> What the exercise asks
Nothing should be left out: output all of the entries exactly.

> Dataset entries
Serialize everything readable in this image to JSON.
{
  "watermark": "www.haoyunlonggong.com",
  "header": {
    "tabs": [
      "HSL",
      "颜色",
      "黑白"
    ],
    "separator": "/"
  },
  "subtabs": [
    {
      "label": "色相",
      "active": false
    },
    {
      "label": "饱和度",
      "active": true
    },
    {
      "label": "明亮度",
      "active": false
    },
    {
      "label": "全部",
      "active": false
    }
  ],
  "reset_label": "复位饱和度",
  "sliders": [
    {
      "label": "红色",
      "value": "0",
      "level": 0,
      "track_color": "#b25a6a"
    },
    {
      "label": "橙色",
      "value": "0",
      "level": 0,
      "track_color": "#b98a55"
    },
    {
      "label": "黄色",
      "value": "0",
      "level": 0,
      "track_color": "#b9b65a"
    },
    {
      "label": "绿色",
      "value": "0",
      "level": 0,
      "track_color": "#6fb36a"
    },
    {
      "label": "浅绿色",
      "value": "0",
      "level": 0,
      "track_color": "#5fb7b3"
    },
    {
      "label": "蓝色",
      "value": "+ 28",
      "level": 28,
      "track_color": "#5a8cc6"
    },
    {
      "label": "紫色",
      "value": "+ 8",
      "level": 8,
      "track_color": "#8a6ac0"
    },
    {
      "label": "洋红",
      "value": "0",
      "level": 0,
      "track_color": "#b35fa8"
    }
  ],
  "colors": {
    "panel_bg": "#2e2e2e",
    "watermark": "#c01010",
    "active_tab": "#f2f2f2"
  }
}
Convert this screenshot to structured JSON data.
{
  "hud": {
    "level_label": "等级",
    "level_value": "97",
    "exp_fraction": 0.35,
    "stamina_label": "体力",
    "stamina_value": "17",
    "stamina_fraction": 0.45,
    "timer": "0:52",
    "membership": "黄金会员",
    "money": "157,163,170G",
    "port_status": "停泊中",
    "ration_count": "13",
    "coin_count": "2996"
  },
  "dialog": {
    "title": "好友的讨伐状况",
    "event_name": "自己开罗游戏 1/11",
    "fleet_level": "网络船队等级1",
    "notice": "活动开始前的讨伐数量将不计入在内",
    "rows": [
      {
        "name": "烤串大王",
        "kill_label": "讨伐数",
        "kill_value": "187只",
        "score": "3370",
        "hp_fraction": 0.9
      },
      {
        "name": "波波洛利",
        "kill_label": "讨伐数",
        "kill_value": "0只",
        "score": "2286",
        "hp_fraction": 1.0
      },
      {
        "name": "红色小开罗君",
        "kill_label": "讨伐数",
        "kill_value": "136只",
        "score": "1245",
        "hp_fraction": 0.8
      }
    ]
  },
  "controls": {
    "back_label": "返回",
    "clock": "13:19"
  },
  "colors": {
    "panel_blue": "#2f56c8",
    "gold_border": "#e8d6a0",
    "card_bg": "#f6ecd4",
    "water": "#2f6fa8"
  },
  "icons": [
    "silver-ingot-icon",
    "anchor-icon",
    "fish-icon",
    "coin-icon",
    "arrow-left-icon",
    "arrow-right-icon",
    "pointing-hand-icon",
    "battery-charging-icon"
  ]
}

> Output for this task
Serialize everything readable in this image to JSON.
{
  "watermark": "www.haoyunlonggong.com",
  "header": {
    "tabs": [
      "HSL",
      "颜色",
      "黑白"
    ],
    "separator": "/"
  },
  "subtabs": [
    {
      "label": "色相",
      "active": false
    },
    {
      "label": "饱和度",
      "active": true
    },
    {
      "label": "明亮度",
      "active": false
    },
    {
      "label": "全部",
      "active": false
    }
  ],
  "reset_label": "复位饱和度",
  "sliders": [
    {
      "label": "红色",
      "value": "0",
      "level": 0,
      "track_color": "#b25a6a"
    },
    {
      "label": "橙色",
      "value": "0",
      "level": 0,
      "track_color": "#b98a55"
    },
    {
      "label": "黄色",
      "value": "0",
      "level": 0,
      "track_color": "#b9b65a"
    },
    {
      "label": "绿色",
      "value": "0",
      "level": 0,
      "track_color": "#6fb36a"
    },
    {
      "label": "浅绿色",
      "value": "0",
      "level": 0,
      "track_color": "#5fb7b3"
    },
    {
      "label": "蓝色",
      "value": "+ 28",
      "level": 28,
      "track_color": "#5a8cc6"
    },
    {
      "label": "紫色",
      "value": "+ 8",
      "level": 8,
      "track_color": "#8a6ac0"
    },
    {
      "label": "洋红",
      "value": "0",
      "level": 0,
      "track_color": "#b35fa8"
    }
  ],
  "colors": {
    "panel_bg": "#2e2e2e",
    "watermark": "#c01010",
    "active_tab": "#f2f2f2"
  }
}
Convert this screenshot to structured JSON data.
{
  "hud": {
    "level_label": "等级",
    "level_value": "97",
    "exp_fraction": 0.35,
    "stamina_label": "体力",
    "stamina_value": "17",
    "stamina_fraction": 0.45,
    "timer": "0:52",
    "membership": "黄金会员",
    "money": "157,163,170G",
    "port_status": "停泊中",
    "ration_count": "13",
    "coin_count": "2996"
  },
  "dialog": {
    "title": "好友的讨伐状况",
    "event_name": "自己开罗游戏 1/11",
    "fleet_level": "网络船队等级1",
    "notice": "活动开始前的讨伐数量将不计入在内",
    "rows": [
      {
        "name": "烤串大王",
        "kill_label": "讨伐数",
        "kill_value": "187只",
        "score": "3370",
        "hp_fraction": 0.9
      },
      {
        "name": "波波洛利",
        "kill_label": "讨伐数",
        "kill_value": "0只",
        "score": "2286",
        "hp_fraction": 1.0
      },
      {
        "name": "红色小开罗君",
        "kill_label": "讨伐数",
        "kill_value": "136只",
        "score": "1245",
        "hp_fraction": 0.8
      }
    ]
  },
  "controls": {
    "back_label": "返回",
    "clock": "13:19"
  },
  "colors": {
    "panel_blue": "#2f56c8",
    "gold_border": "#e8d6a0",
    "card_bg": "#f6ecd4",
    "water": "#2f6fa8"
  },
  "icons": [
    "silver-ingot-icon",
    "anchor-icon",
    "fish-icon",
    "coin-icon",
    "arrow-left-icon",
    "arrow-right-icon",
    "pointing-hand-icon",
    "battery-charging-icon"
  ]
}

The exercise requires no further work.